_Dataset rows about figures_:
__________________________________________________

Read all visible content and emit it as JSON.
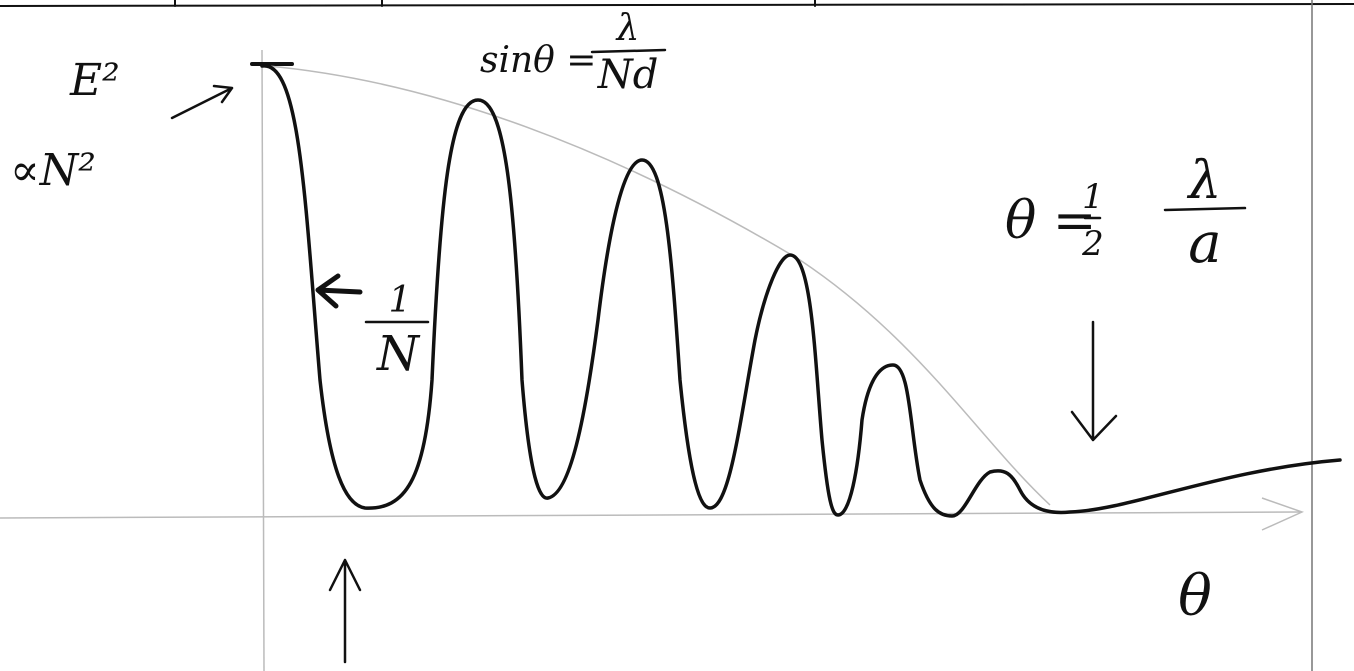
{
  "labels": {
    "y_axis": "E²",
    "peak": "∝N²",
    "formula": {
      "lhs": "sinθ =",
      "num": "λ",
      "den": "Nd"
    },
    "width": {
      "num": "1",
      "den": "N"
    },
    "envelope": {
      "lhs": "θ =",
      "half_num": "1",
      "half_den": "2",
      "num": "λ",
      "den": "a"
    },
    "x_axis": "θ"
  }
}
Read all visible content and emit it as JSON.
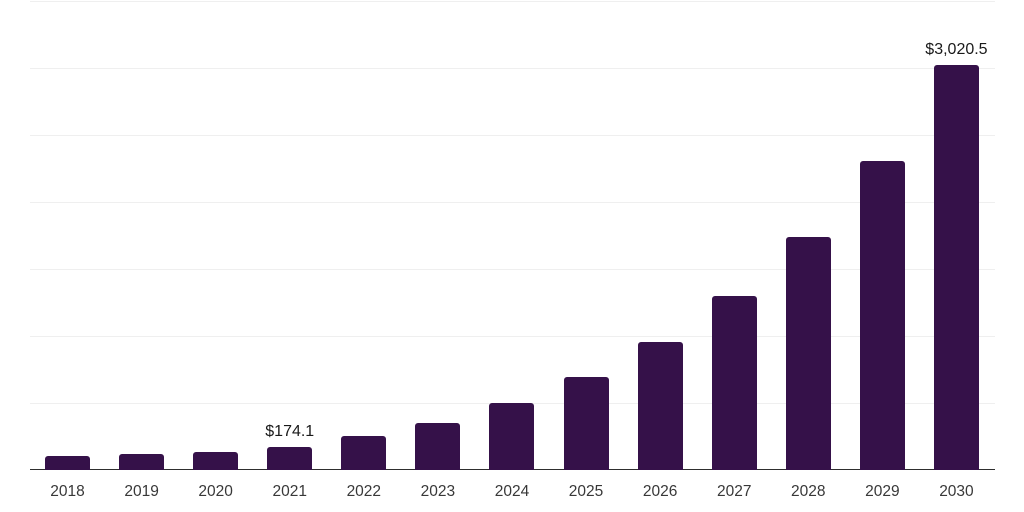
{
  "chart_style": {
    "background": "#ffffff",
    "bar_color": "#351149",
    "axis_color": "#2e2e2e",
    "gridline_color": "#efefef",
    "tick_label_color": "#383838",
    "data_label_color": "#1a1a1a"
  },
  "chart_data": {
    "type": "bar",
    "title": "",
    "xlabel": "",
    "ylabel": "",
    "categories": [
      "2018",
      "2019",
      "2020",
      "2021",
      "2022",
      "2023",
      "2024",
      "2025",
      "2026",
      "2027",
      "2028",
      "2029",
      "2030"
    ],
    "values": [
      104,
      119,
      132,
      174.1,
      254,
      348,
      498,
      693,
      954,
      1300,
      1736,
      2306,
      3020.5
    ],
    "data_labels": {
      "2021": "$174.1",
      "2030": "$3,020.5"
    },
    "ylim": [
      0,
      3500
    ],
    "grid_step": 500,
    "grid": "horizontal",
    "legend": "none"
  }
}
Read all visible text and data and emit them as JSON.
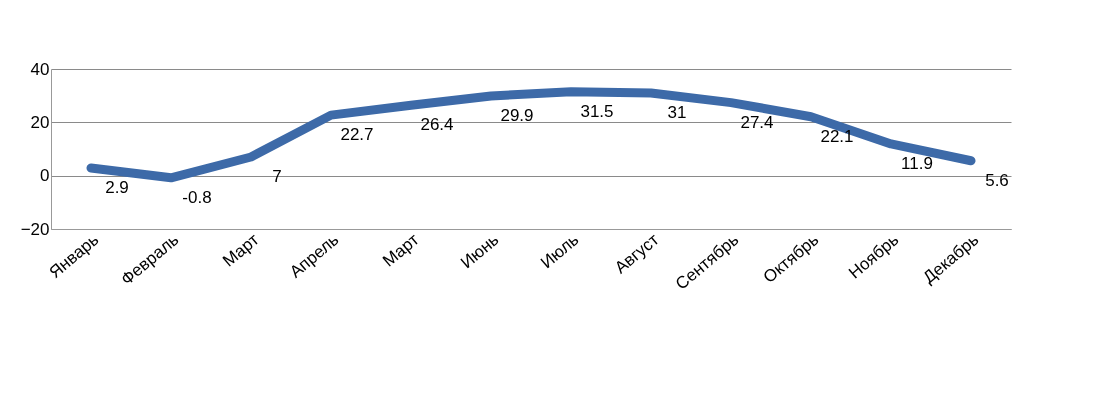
{
  "chart_data": {
    "type": "line",
    "categories": [
      "Январь",
      "Февраль",
      "Март",
      "Апрель",
      "Март",
      "Июнь",
      "Июль",
      "Август",
      "Сентябрь",
      "Октябрь",
      "Ноябрь",
      "Декабрь"
    ],
    "series": [
      {
        "color": "#3d6aa8",
        "values": [
          2.9,
          -0.8,
          7,
          22.7,
          26.4,
          29.9,
          31.5,
          31,
          27.4,
          22.1,
          11.9,
          5.6
        ]
      }
    ],
    "ylim": [
      -20,
      40
    ],
    "yticks": [
      -20,
      0,
      20,
      40
    ],
    "grid": "y",
    "data_labels": true,
    "marker": "none",
    "line_style": "solid"
  }
}
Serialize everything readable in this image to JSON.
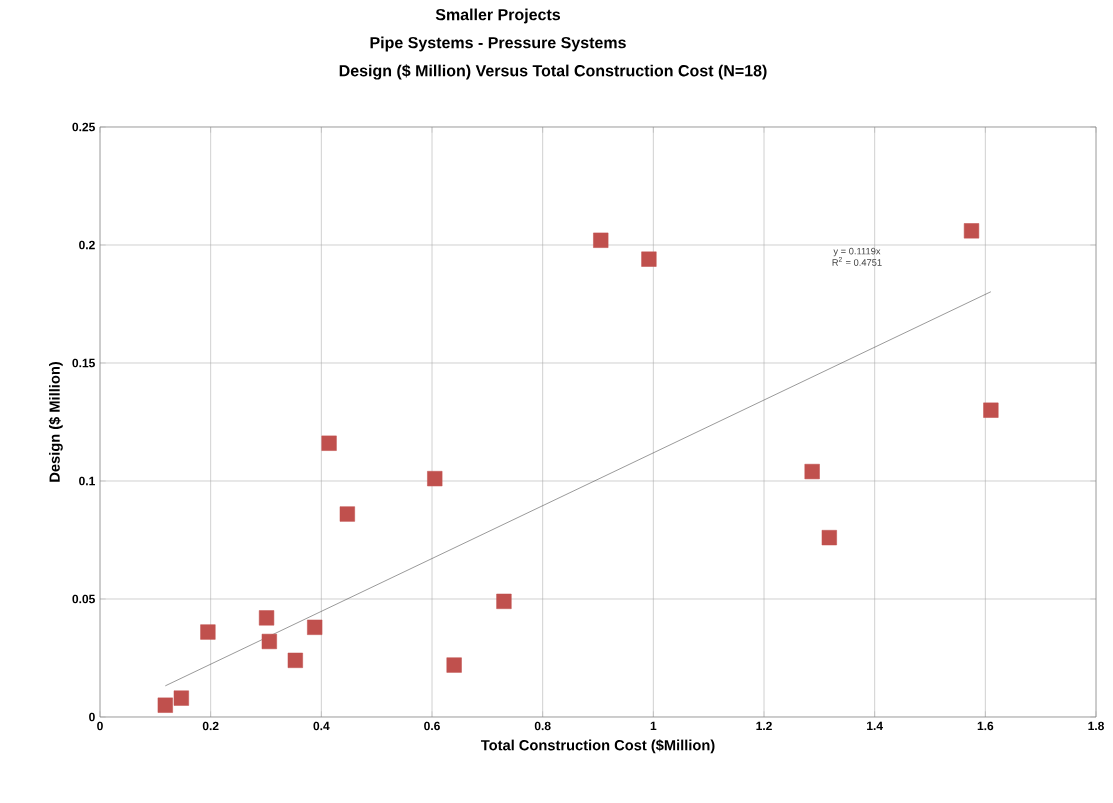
{
  "chart_data": {
    "type": "scatter",
    "title": "Smaller Projects",
    "subtitle": "Pipe Systems - Pressure Systems",
    "xlabel": "Total Construction Cost ($Million)",
    "ylabel": "Design ($ Million)",
    "annotations": [
      "Design  ($ Million) Versus Total Construction Cost  (N=18)",
      "y = 0.1119x",
      "R$^{2}$ = 0.4751"
    ],
    "series": [
      {
        "color": "#c0504d",
        "marker": "square",
        "x": [
          0.118,
          0.147,
          0.195,
          0.301,
          0.306,
          0.353,
          0.388,
          0.414,
          0.447,
          0.605,
          0.64,
          0.73,
          0.905,
          0.992,
          1.287,
          1.318,
          1.575,
          1.61
        ],
        "values": [
          0.005,
          0.008,
          0.036,
          0.042,
          0.032,
          0.024,
          0.038,
          0.116,
          0.086,
          0.101,
          0.022,
          0.049,
          0.202,
          0.194,
          0.104,
          0.076,
          0.206,
          0.13
        ]
      },
      {
        "type": "line",
        "color": "#404040",
        "marker": "none",
        "x": [
          0.118,
          1.61
        ],
        "values": [
          0.0132,
          0.1802
        ]
      }
    ],
    "xlim": [
      0,
      1.8
    ],
    "ylim": [
      0,
      0.25
    ],
    "xticks": [
      0,
      0.2,
      0.4,
      0.6,
      0.8,
      1,
      1.2,
      1.4,
      1.6,
      1.8
    ],
    "yticks": [
      0,
      0.05,
      0.1,
      0.15,
      0.2,
      0.25
    ],
    "grid": true
  }
}
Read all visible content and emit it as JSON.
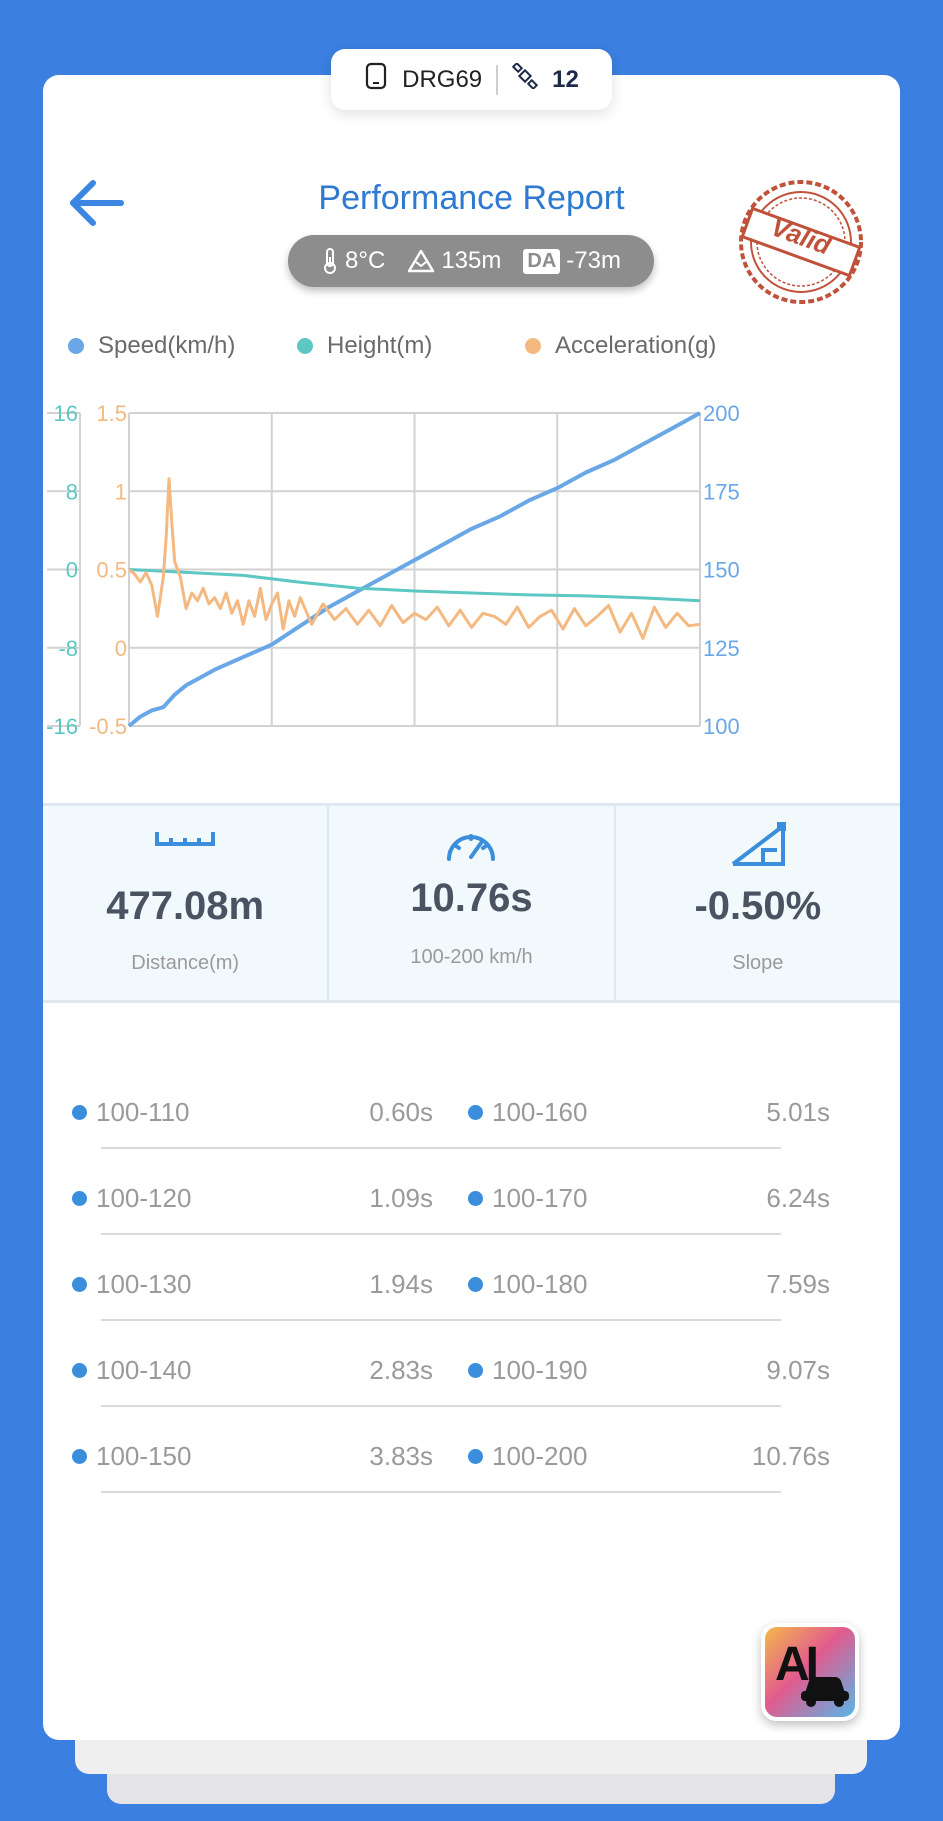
{
  "device": {
    "name": "DRG69",
    "satellites": "12"
  },
  "header": {
    "title": "Performance Report"
  },
  "conditions": {
    "temperature": "8°C",
    "altitude": "135m",
    "da_label": "DA",
    "density_altitude": "-73m"
  },
  "stamp": {
    "text": "Valid"
  },
  "legend": [
    {
      "label": "Speed(km/h)",
      "color": "#6aa7e6"
    },
    {
      "label": "Height(m)",
      "color": "#5cc7c3"
    },
    {
      "label": "Acceleration(g)",
      "color": "#f3b981"
    }
  ],
  "chart_data": {
    "type": "line",
    "series": [
      {
        "name": "Speed(km/h)",
        "axis": "right",
        "color": "#6aa7e6",
        "x": [
          0,
          0.02,
          0.04,
          0.06,
          0.08,
          0.1,
          0.12,
          0.15,
          0.2,
          0.25,
          0.3,
          0.35,
          0.4,
          0.45,
          0.5,
          0.55,
          0.6,
          0.65,
          0.7,
          0.75,
          0.8,
          0.85,
          0.9,
          0.95,
          1.0
        ],
        "values": [
          100,
          103,
          105,
          106,
          110,
          113,
          115,
          118,
          122,
          126,
          132,
          138,
          143,
          148,
          153,
          158,
          163,
          167,
          172,
          176,
          181,
          185,
          190,
          195,
          200
        ]
      },
      {
        "name": "Height(m)",
        "axis": "left-outer",
        "color": "#5cc7c3",
        "x": [
          0,
          0.1,
          0.2,
          0.3,
          0.4,
          0.5,
          0.6,
          0.7,
          0.8,
          0.9,
          1.0
        ],
        "values": [
          0,
          -0.3,
          -0.6,
          -1.3,
          -1.9,
          -2.2,
          -2.4,
          -2.6,
          -2.7,
          -2.9,
          -3.2
        ]
      },
      {
        "name": "Acceleration(g)",
        "axis": "left-inner",
        "color": "#f3b981",
        "x": [
          0,
          0.01,
          0.02,
          0.03,
          0.04,
          0.05,
          0.06,
          0.065,
          0.07,
          0.075,
          0.08,
          0.09,
          0.1,
          0.11,
          0.12,
          0.13,
          0.14,
          0.15,
          0.16,
          0.17,
          0.18,
          0.19,
          0.2,
          0.21,
          0.22,
          0.23,
          0.24,
          0.25,
          0.26,
          0.27,
          0.28,
          0.29,
          0.3,
          0.32,
          0.34,
          0.36,
          0.38,
          0.4,
          0.42,
          0.44,
          0.46,
          0.48,
          0.5,
          0.52,
          0.54,
          0.56,
          0.58,
          0.6,
          0.62,
          0.64,
          0.66,
          0.68,
          0.7,
          0.72,
          0.74,
          0.76,
          0.78,
          0.8,
          0.82,
          0.84,
          0.86,
          0.88,
          0.9,
          0.92,
          0.94,
          0.96,
          0.98,
          1.0
        ],
        "values": [
          0.5,
          0.47,
          0.42,
          0.48,
          0.4,
          0.2,
          0.45,
          0.7,
          1.08,
          0.8,
          0.55,
          0.45,
          0.25,
          0.35,
          0.3,
          0.38,
          0.28,
          0.32,
          0.25,
          0.35,
          0.22,
          0.3,
          0.15,
          0.3,
          0.2,
          0.38,
          0.18,
          0.28,
          0.35,
          0.12,
          0.3,
          0.2,
          0.32,
          0.15,
          0.28,
          0.18,
          0.25,
          0.15,
          0.24,
          0.14,
          0.27,
          0.16,
          0.22,
          0.18,
          0.26,
          0.14,
          0.24,
          0.13,
          0.22,
          0.2,
          0.15,
          0.26,
          0.13,
          0.2,
          0.24,
          0.12,
          0.25,
          0.14,
          0.2,
          0.27,
          0.1,
          0.22,
          0.06,
          0.26,
          0.13,
          0.22,
          0.14,
          0.15
        ]
      }
    ],
    "axes": {
      "left_outer": {
        "ticks": [
          "16",
          "8",
          "0",
          "-8",
          "-16"
        ],
        "range": [
          -16,
          16
        ],
        "color": "#5cc7c3"
      },
      "left_inner": {
        "ticks": [
          "1.5",
          "1",
          "0.5",
          "0",
          "-0.5"
        ],
        "range": [
          -0.5,
          1.5
        ],
        "color": "#f3b981"
      },
      "right": {
        "ticks": [
          "200",
          "175",
          "150",
          "125",
          "100"
        ],
        "range": [
          100,
          200
        ],
        "color": "#6aa7e6"
      }
    },
    "grid": true,
    "vertical_gridlines": 4,
    "legend_position": "top"
  },
  "stats": [
    {
      "icon": "ruler-icon",
      "value": "477.08m",
      "label": "Distance(m)"
    },
    {
      "icon": "speedometer-icon",
      "value": "10.76s",
      "label": "100-200 km/h"
    },
    {
      "icon": "slope-icon",
      "value": "-0.50%",
      "label": "Slope"
    }
  ],
  "splits": [
    {
      "left_range": "100-110",
      "left_time": "0.60s",
      "right_range": "100-160",
      "right_time": "5.01s"
    },
    {
      "left_range": "100-120",
      "left_time": "1.09s",
      "right_range": "100-170",
      "right_time": "6.24s"
    },
    {
      "left_range": "100-130",
      "left_time": "1.94s",
      "right_range": "100-180",
      "right_time": "7.59s"
    },
    {
      "left_range": "100-140",
      "left_time": "2.83s",
      "right_range": "100-190",
      "right_time": "9.07s"
    },
    {
      "left_range": "100-150",
      "left_time": "3.83s",
      "right_range": "100-200",
      "right_time": "10.76s"
    }
  ],
  "ai_button": {
    "label": "AI"
  },
  "colors": {
    "accent": "#2f7ad1",
    "background": "#3b7fe0",
    "stamp": "#c0513a"
  }
}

__________________________________________________

Provide the number of lines containing the string "Acceleration", with no other output.

_The completed task_: 2